(Extracted data entries)
============================================================

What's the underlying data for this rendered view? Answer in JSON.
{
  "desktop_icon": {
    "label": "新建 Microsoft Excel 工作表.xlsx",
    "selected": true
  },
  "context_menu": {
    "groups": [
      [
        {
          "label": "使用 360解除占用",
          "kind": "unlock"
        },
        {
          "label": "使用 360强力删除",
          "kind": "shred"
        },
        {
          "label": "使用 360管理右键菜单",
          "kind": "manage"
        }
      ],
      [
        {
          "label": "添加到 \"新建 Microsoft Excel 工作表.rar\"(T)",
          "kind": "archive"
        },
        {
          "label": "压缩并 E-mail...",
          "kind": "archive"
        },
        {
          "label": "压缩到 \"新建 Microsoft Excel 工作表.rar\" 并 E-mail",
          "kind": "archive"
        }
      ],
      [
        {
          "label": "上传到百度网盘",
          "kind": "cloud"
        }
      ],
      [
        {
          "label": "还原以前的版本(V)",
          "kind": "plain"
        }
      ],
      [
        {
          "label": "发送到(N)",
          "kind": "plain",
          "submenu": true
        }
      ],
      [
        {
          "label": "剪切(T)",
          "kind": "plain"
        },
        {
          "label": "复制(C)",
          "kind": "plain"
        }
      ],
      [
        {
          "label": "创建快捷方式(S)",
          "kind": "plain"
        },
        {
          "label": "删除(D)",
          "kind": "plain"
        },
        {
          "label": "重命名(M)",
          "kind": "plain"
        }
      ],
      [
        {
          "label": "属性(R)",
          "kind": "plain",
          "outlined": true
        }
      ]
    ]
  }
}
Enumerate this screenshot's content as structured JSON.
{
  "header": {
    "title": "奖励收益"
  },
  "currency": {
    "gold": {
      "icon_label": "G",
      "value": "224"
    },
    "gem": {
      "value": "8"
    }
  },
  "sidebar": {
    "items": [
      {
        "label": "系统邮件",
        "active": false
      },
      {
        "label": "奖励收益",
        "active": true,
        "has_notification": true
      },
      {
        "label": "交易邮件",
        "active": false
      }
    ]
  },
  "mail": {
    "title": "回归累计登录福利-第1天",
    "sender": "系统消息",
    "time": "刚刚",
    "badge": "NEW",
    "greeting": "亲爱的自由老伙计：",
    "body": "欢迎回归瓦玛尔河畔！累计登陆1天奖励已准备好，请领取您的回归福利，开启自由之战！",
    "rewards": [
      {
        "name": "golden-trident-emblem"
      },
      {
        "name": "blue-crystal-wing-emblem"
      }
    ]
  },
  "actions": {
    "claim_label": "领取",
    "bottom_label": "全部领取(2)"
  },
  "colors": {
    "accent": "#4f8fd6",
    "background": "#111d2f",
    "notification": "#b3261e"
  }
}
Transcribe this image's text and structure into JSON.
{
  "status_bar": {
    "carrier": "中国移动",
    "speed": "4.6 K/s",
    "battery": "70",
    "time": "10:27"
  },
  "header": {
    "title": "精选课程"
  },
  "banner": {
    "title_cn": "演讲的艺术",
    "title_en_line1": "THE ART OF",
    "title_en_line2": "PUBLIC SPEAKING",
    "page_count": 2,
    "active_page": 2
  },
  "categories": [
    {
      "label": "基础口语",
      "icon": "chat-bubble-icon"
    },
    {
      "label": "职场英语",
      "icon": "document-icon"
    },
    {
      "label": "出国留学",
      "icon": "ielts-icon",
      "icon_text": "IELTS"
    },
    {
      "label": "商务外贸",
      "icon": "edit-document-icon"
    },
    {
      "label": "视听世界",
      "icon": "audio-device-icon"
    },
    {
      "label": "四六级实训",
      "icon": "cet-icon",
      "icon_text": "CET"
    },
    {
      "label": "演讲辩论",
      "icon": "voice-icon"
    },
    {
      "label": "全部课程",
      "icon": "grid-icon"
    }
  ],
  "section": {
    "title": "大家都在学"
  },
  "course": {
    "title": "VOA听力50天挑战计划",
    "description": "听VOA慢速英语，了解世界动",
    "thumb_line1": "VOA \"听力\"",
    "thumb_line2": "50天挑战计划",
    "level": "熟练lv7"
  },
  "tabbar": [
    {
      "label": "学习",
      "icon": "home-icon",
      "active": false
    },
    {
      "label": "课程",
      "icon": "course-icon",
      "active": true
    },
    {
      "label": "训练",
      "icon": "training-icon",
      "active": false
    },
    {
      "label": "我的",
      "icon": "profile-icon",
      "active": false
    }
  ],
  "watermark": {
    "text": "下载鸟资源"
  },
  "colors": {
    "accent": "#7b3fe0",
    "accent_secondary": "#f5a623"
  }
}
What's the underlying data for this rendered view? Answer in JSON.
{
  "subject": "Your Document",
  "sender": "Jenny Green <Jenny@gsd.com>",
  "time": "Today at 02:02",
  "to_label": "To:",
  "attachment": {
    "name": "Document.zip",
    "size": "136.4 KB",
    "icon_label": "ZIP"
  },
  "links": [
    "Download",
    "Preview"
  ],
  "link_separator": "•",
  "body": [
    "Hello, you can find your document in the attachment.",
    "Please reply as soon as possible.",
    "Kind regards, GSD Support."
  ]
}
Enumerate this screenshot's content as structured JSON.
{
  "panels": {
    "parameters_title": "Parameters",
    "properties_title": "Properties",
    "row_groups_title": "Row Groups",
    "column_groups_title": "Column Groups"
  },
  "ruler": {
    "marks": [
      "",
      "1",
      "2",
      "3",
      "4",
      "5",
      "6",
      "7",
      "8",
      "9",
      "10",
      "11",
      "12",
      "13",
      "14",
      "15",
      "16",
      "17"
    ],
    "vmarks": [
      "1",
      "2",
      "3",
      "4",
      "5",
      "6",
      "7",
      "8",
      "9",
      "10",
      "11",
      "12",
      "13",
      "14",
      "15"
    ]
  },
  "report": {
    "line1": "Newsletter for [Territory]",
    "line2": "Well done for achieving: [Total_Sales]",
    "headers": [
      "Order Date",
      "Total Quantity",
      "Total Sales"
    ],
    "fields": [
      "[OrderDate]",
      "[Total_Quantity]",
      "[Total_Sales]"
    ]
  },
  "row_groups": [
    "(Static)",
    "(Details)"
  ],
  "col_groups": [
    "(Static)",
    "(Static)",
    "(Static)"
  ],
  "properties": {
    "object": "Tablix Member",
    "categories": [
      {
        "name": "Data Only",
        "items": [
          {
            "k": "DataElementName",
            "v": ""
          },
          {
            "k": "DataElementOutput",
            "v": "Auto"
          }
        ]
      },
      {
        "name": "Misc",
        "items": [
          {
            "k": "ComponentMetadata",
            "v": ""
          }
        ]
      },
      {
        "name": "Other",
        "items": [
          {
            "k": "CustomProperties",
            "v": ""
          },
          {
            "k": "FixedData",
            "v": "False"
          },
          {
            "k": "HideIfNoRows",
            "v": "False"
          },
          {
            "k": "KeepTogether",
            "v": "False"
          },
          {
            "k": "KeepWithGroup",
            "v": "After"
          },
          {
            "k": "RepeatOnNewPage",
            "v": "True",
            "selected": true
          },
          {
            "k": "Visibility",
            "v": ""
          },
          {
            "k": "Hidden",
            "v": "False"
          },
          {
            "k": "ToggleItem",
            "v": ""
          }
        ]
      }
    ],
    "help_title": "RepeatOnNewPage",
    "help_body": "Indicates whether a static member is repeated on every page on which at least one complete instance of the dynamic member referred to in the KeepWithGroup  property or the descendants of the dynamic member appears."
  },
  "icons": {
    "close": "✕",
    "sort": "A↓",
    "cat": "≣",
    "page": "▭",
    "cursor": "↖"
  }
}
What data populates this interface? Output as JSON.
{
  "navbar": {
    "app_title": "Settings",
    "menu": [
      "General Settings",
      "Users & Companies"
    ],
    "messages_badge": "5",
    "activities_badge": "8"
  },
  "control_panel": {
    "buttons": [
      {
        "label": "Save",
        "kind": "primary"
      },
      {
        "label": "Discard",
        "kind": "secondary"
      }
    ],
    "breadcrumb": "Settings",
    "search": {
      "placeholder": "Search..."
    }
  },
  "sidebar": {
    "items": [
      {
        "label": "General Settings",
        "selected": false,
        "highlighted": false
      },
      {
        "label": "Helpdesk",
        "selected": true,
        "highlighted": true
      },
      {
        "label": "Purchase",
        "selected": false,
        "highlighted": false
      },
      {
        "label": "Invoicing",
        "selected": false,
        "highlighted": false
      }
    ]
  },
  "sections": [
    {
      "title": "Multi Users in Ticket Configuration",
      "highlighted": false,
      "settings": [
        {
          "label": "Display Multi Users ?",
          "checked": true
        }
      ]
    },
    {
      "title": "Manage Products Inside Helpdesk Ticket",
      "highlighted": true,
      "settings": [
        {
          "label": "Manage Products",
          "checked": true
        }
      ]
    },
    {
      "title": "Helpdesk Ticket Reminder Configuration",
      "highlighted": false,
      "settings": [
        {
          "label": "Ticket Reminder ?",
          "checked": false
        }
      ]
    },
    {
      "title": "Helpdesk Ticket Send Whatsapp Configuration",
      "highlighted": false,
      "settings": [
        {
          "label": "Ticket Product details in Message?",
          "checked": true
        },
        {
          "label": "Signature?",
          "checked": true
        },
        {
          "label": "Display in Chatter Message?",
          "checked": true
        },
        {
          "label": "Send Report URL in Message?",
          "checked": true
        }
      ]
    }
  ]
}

============================================================

Check each line above for the word "Users" and copy the ones that have it.

      "Users & Companies"
      "title": "Multi Users in Ticket Configuration",
          "label": "Display Multi Users ?",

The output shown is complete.